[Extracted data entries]
/---

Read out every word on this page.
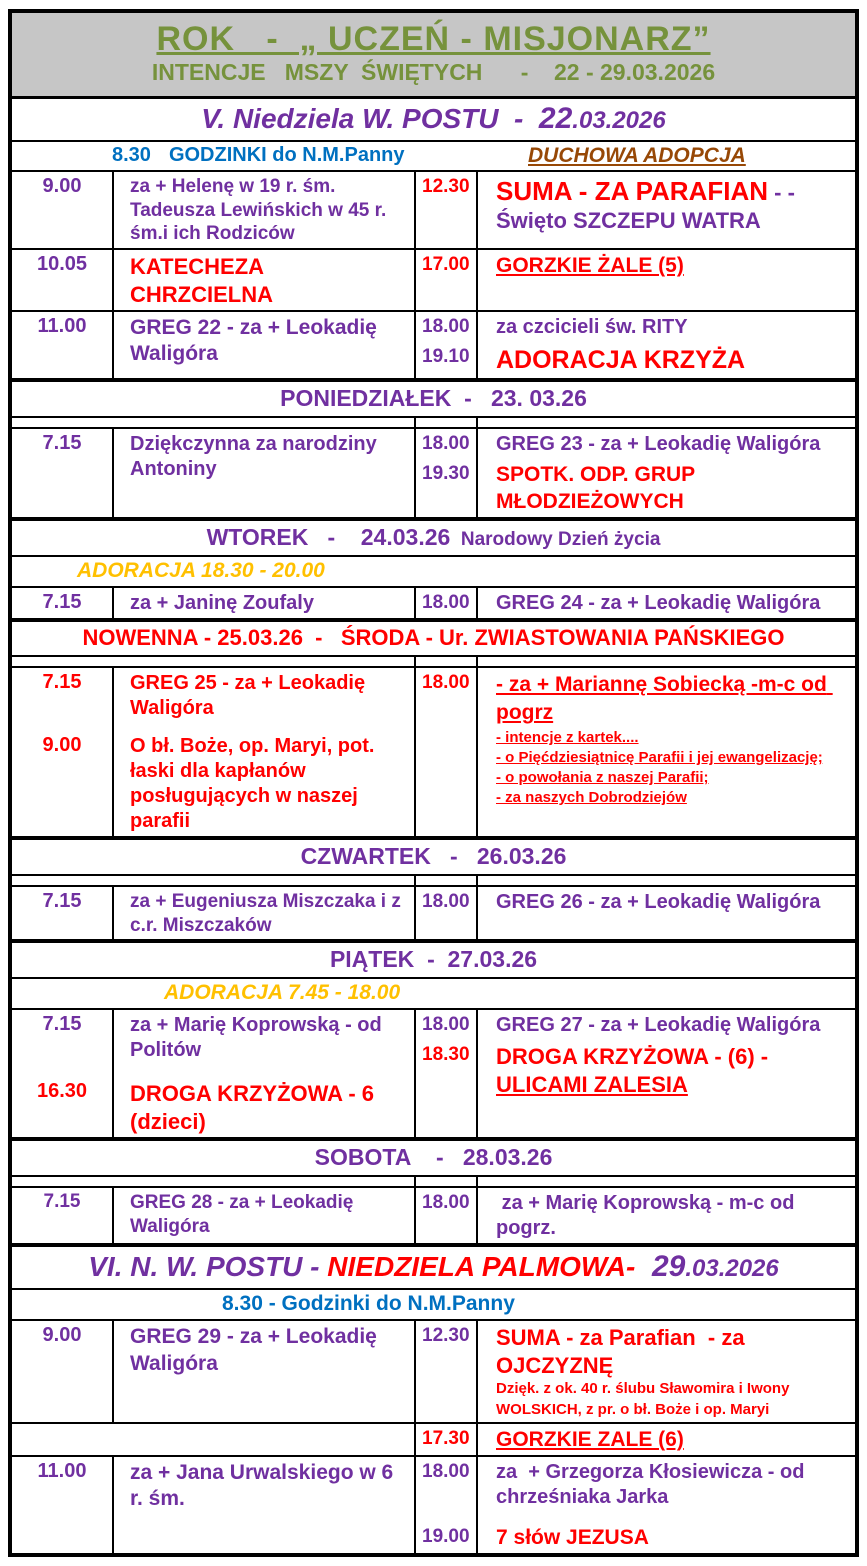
ROK   -  „ UCZEŃ - MISJONARZ”
INTENCJE   MSZY  ŚWIĘTYCH      -    22 - 29.03.2026
V. Niedziela W. POSTU  -  22.03.2026
8.30 GODZINKI do N.M.Panny	DUCHOWA ADOPCJA
9.00	za + Helenę w 19 r. śm. Tadeusza Lewińskich w 45 r. śm.i ich Rodziców
12.30	SUMA - ZA PARAFIAN - - Święto SZCZEPU WATRA
10.05	KATECHEZA CHRZCIELNA
17.00	GORZKIE ŻALE (5)
11.00	GREG 22 - za + Leokadię Waligóra
18.00	za czcicieli św. RITY
19.10	ADORACJA KRZYŻA
PONIEDZIAŁEK  -   23. 03.26
7.15	Dziękczynna za narodziny Antoniny
18.00	GREG 23 - za + Leokadię Waligóra
19.30	SPOTK. ODP. GRUP MŁODZIEŻOWYCH
WTOREK   -    24.03.26  Narodowy Dzień życia
ADORACJA 18.30 - 20.00
7.15	za + Janinę Zoufaly	18.00	GREG 24 - za + Leokadię Waligóra
NOWENNA - 25.03.26  -   ŚRODA - Ur. ZWIASTOWANIA PAŃSKIEGO
7.15	GREG 25 - za + Leokadię Waligóra
9.00	O bł. Boże, op. Maryi, pot. łaski dla kapłanów posługujących w naszej parafii
18.00	- za + Mariannę Sobiecką -m-c od pogrz
- intencje z kartek....
- o Pięćdziesiątnicę Parafii i jej ewangelizację;
- o powołania z naszej Parafii;
- za naszych Dobrodziejów
CZWARTEK   -   26.03.26
7.15	za + Eugeniusza Miszczaka i z c.r. Miszczaków
18.00	GREG 26 - za + Leokadię Waligóra
PIĄTEK  -  27.03.26
ADORACJA 7.45 - 18.00
7.15	za + Marię Koprowską - od Politów
16.30	DROGA KRZYŻOWA - 6 (dzieci)
18.00	GREG 27 - za + Leokadię Waligóra
18.30	DROGA KRZYŻOWA - (6) -   ULICAMI ZALESIA
SOBOTA    -   28.03.26
7.15	GREG 28 - za + Leokadię Waligóra
18.00	za + Marię Koprowską - m-c od pogrz.
VI. N. W. POSTU - NIEDZIELA PALMOWA-  29.03.2026
8.30 - Godzinki do N.M.Panny
9.00	GREG 29 - za + Leokadię Waligóra
12.30	SUMA - za Parafian  - za OJCZYZNĘ
Dzięk. z ok. 40 r. ślubu Sławomira i Iwony WOLSKICH, z pr. o bł. Boże i op. Maryi
17.30	GORZKIE ZALE (6)
11.00	za + Jana Urwalskiego w 6 r. śm.
18.00	za  + Grzegorza Kłosiewicza - od chrześniaka Jarka
19.00	7 słów JEZUSA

\---

- _Task requirements_
Word for word, quote the lines above. Omit the pictures.

- _Finished task_
Read out every word on this page.
ROK   -  „ UCZEŃ - MISJONARZ”
INTENCJE   MSZY  ŚWIĘTYCH      -    22 - 29.03.2026
V. Niedziela W. POSTU  -  22.03.2026
8.30 GODZINKI do N.M.Panny	DUCHOWA ADOPCJA
9.00	za + Helenę w 19 r. śm. Tadeusza Lewińskich w 45 r. śm.i ich Rodziców
12.30	SUMA - ZA PARAFIAN - - Święto SZCZEPU WATRA
10.05	KATECHEZA CHRZCIELNA
17.00	GORZKIE ŻALE (5)
11.00	GREG 22 - za + Leokadię Waligóra
18.00	za czcicieli św. RITY
19.10	ADORACJA KRZYŻA
PONIEDZIAŁEK  -   23. 03.26
7.15	Dziękczynna za narodziny Antoniny
18.00	GREG 23 - za + Leokadię Waligóra
19.30	SPOTK. ODP. GRUP MŁODZIEŻOWYCH
WTOREK   -    24.03.26  Narodowy Dzień życia
ADORACJA 18.30 - 20.00
7.15	za + Janinę Zoufaly	18.00	GREG 24 - za + Leokadię Waligóra
NOWENNA - 25.03.26  -   ŚRODA - Ur. ZWIASTOWANIA PAŃSKIEGO
7.15	GREG 25 - za + Leokadię Waligóra
9.00	O bł. Boże, op. Maryi, pot. łaski dla kapłanów posługujących w naszej parafii
18.00	- za + Mariannę Sobiecką -m-c od pogrz
- intencje z kartek....
- o Pięćdziesiątnicę Parafii i jej ewangelizację;
- o powołania z naszej Parafii;
- za naszych Dobrodziejów
CZWARTEK   -   26.03.26
7.15	za + Eugeniusza Miszczaka i z c.r. Miszczaków
18.00	GREG 26 - za + Leokadię Waligóra
PIĄTEK  -  27.03.26
ADORACJA 7.45 - 18.00
7.15	za + Marię Koprowską - od Politów
16.30	DROGA KRZYŻOWA - 6 (dzieci)
18.00	GREG 27 - za + Leokadię Waligóra
18.30	DROGA KRZYŻOWA - (6) -   ULICAMI ZALESIA
SOBOTA    -   28.03.26
7.15	GREG 28 - za + Leokadię Waligóra
18.00	za + Marię Koprowską - m-c od pogrz.
VI. N. W. POSTU - NIEDZIELA PALMOWA-  29.03.2026
8.30 - Godzinki do N.M.Panny
9.00	GREG 29 - za + Leokadię Waligóra
12.30	SUMA - za Parafian  - za OJCZYZNĘ
Dzięk. z ok. 40 r. ślubu Sławomira i Iwony WOLSKICH, z pr. o bł. Boże i op. Maryi
17.30	GORZKIE ZALE (6)
11.00	za + Jana Urwalskiego w 6 r. śm.
18.00	za  + Grzegorza Kłosiewicza - od chrześniaka Jarka
19.00	7 słów JEZUSA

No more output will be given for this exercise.